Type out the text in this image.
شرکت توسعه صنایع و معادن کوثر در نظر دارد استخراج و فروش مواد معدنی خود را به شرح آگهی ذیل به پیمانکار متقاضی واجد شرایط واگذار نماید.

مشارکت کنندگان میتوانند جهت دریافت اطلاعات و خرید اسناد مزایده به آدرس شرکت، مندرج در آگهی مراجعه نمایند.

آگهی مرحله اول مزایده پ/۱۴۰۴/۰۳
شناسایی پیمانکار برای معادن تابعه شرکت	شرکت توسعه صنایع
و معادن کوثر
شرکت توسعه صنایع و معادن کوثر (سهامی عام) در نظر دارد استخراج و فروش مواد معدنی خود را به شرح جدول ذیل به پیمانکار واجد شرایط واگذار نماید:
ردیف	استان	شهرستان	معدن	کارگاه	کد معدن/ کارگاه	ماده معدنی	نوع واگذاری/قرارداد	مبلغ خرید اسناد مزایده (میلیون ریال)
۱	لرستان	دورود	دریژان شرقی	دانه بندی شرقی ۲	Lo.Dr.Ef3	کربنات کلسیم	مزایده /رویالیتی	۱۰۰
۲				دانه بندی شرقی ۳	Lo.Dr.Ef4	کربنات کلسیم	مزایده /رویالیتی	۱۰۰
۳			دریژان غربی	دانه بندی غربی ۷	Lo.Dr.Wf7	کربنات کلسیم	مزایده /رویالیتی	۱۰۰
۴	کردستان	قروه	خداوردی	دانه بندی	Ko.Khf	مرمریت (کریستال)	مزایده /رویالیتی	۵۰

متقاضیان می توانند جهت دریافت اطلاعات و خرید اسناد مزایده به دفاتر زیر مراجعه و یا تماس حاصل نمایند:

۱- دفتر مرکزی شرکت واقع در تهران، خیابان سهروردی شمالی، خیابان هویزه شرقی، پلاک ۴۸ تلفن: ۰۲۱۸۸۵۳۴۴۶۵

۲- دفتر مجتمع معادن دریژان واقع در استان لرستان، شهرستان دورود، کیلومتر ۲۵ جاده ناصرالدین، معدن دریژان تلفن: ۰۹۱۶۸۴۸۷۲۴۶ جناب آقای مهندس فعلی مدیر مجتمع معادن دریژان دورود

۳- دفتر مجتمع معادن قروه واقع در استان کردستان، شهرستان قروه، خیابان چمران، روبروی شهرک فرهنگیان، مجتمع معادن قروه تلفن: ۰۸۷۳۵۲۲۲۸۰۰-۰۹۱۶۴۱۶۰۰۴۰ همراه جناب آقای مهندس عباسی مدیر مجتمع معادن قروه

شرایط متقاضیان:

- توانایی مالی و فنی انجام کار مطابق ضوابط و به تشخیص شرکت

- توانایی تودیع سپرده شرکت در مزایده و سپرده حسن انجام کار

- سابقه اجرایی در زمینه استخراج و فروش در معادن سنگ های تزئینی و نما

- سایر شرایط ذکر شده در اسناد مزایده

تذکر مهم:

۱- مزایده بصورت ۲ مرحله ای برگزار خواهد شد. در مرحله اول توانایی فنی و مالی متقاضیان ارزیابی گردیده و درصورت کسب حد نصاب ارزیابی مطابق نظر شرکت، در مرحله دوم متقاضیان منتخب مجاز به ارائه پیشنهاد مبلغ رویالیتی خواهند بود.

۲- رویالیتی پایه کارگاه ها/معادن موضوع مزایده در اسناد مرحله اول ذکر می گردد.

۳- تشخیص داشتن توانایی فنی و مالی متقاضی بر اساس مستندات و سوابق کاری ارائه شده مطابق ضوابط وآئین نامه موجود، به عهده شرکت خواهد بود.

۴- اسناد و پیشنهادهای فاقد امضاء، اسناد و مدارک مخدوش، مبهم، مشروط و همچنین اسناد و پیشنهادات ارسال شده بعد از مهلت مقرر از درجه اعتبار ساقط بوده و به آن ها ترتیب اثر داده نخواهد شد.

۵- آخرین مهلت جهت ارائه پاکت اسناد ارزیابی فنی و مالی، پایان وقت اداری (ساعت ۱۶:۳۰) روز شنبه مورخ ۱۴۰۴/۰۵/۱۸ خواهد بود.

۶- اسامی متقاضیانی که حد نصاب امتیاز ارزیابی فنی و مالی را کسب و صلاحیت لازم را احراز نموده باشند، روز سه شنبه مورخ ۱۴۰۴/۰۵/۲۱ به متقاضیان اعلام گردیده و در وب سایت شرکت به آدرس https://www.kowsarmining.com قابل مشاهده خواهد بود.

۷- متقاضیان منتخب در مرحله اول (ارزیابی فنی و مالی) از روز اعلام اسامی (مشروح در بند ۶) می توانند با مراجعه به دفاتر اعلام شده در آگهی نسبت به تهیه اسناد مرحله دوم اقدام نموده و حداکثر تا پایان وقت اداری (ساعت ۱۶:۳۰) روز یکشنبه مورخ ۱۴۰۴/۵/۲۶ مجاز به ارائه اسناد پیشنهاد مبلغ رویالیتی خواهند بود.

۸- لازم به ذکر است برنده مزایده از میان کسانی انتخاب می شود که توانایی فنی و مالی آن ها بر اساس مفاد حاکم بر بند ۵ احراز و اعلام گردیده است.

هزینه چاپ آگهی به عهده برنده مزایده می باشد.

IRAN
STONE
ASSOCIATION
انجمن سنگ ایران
==========
EXERCISE AIM → Above are some records; extract every one of them exactly.

CORRECT ANSWER →
Type out the text in this image.
شرکت توسعه صنایع و معادن کوثر در نظر دارد استخراج و فروش مواد معدنی خود را به شرح آگهی ذیل به پیمانکار متقاضی واجد شرایط واگذار نماید.

مشارکت کنندگان میتوانند جهت دریافت اطلاعات و خرید اسناد مزایده به آدرس شرکت، مندرج در آگهی مراجعه نمایند.

آگهی مرحله اول مزایده پ/۱۴۰۴/۰۳
شناسایی پیمانکار برای معادن تابعه شرکت	شرکت توسعه صنایع
و معادن کوثر
شرکت توسعه صنایع و معادن کوثر (سهامی عام) در نظر دارد استخراج و فروش مواد معدنی خود را به شرح جدول ذیل به پیمانکار واجد شرایط واگذار نماید:
ردیف	استان	شهرستان	معدن	کارگاه	کد معدن/ کارگاه	ماده معدنی	نوع واگذاری/قرارداد	مبلغ خرید اسناد مزایده (میلیون ریال)
۱	لرستان	دورود	دریژان شرقی	دانه بندی شرقی ۲	Lo.Dr.Ef3	کربنات کلسیم	مزایده /رویالیتی	۱۰۰
۲				دانه بندی شرقی ۳	Lo.Dr.Ef4	کربنات کلسیم	مزایده /رویالیتی	۱۰۰
۳			دریژان غربی	دانه بندی غربی ۷	Lo.Dr.Wf7	کربنات کلسیم	مزایده /رویالیتی	۱۰۰
۴	کردستان	قروه	خداوردی	دانه بندی	Ko.Khf	مرمریت (کریستال)	مزایده /رویالیتی	۵۰

متقاضیان می توانند جهت دریافت اطلاعات و خرید اسناد مزایده به دفاتر زیر مراجعه و یا تماس حاصل نمایند:

۱- دفتر مرکزی شرکت واقع در تهران، خیابان سهروردی شمالی، خیابان هویزه شرقی، پلاک ۴۸ تلفن: ۰۲۱۸۸۵۳۴۴۶۵

۲- دفتر مجتمع معادن دریژان واقع در استان لرستان، شهرستان دورود، کیلومتر ۲۵ جاده ناصرالدین، معدن دریژان تلفن: ۰۹۱۶۸۴۸۷۲۴۶ جناب آقای مهندس فعلی مدیر مجتمع معادن دریژان دورود

۳- دفتر مجتمع معادن قروه واقع در استان کردستان، شهرستان قروه، خیابان چمران، روبروی شهرک فرهنگیان، مجتمع معادن قروه تلفن: ۰۸۷۳۵۲۲۲۸۰۰-۰۹۱۶۴۱۶۰۰۴۰ همراه جناب آقای مهندس عباسی مدیر مجتمع معادن قروه

شرایط متقاضیان:

- توانایی مالی و فنی انجام کار مطابق ضوابط و به تشخیص شرکت

- توانایی تودیع سپرده شرکت در مزایده و سپرده حسن انجام کار

- سابقه اجرایی در زمینه استخراج و فروش در معادن سنگ های تزئینی و نما

- سایر شرایط ذکر شده در اسناد مزایده

تذکر مهم:

۱- مزایده بصورت ۲ مرحله ای برگزار خواهد شد. در مرحله اول توانایی فنی و مالی متقاضیان ارزیابی گردیده و درصورت کسب حد نصاب ارزیابی مطابق نظر شرکت، در مرحله دوم متقاضیان منتخب مجاز به ارائه پیشنهاد مبلغ رویالیتی خواهند بود.

۲- رویالیتی پایه کارگاه ها/معادن موضوع مزایده در اسناد مرحله اول ذکر می گردد.

۳- تشخیص داشتن توانایی فنی و مالی متقاضی بر اساس مستندات و سوابق کاری ارائه شده مطابق ضوابط وآئین نامه موجود، به عهده شرکت خواهد بود.

۴- اسناد و پیشنهادهای فاقد امضاء، اسناد و مدارک مخدوش، مبهم، مشروط و همچنین اسناد و پیشنهادات ارسال شده بعد از مهلت مقرر از درجه اعتبار ساقط بوده و به آن ها ترتیب اثر داده نخواهد شد.

۵- آخرین مهلت جهت ارائه پاکت اسناد ارزیابی فنی و مالی، پایان وقت اداری (ساعت ۱۶:۳۰) روز شنبه مورخ ۱۴۰۴/۰۵/۱۸ خواهد بود.

۶- اسامی متقاضیانی که حد نصاب امتیاز ارزیابی فنی و مالی را کسب و صلاحیت لازم را احراز نموده باشند، روز سه شنبه مورخ ۱۴۰۴/۰۵/۲۱ به متقاضیان اعلام گردیده و در وب سایت شرکت به آدرس https://www.kowsarmining.com قابل مشاهده خواهد بود.

۷- متقاضیان منتخب در مرحله اول (ارزیابی فنی و مالی) از روز اعلام اسامی (مشروح در بند ۶) می توانند با مراجعه به دفاتر اعلام شده در آگهی نسبت به تهیه اسناد مرحله دوم اقدام نموده و حداکثر تا پایان وقت اداری (ساعت ۱۶:۳۰) روز یکشنبه مورخ ۱۴۰۴/۵/۲۶ مجاز به ارائه اسناد پیشنهاد مبلغ رویالیتی خواهند بود.

۸- لازم به ذکر است برنده مزایده از میان کسانی انتخاب می شود که توانایی فنی و مالی آن ها بر اساس مفاد حاکم بر بند ۵ احراز و اعلام گردیده است.

هزینه چاپ آگهی به عهده برنده مزایده می باشد.

IRAN
STONE
ASSOCIATION
انجمن سنگ ایران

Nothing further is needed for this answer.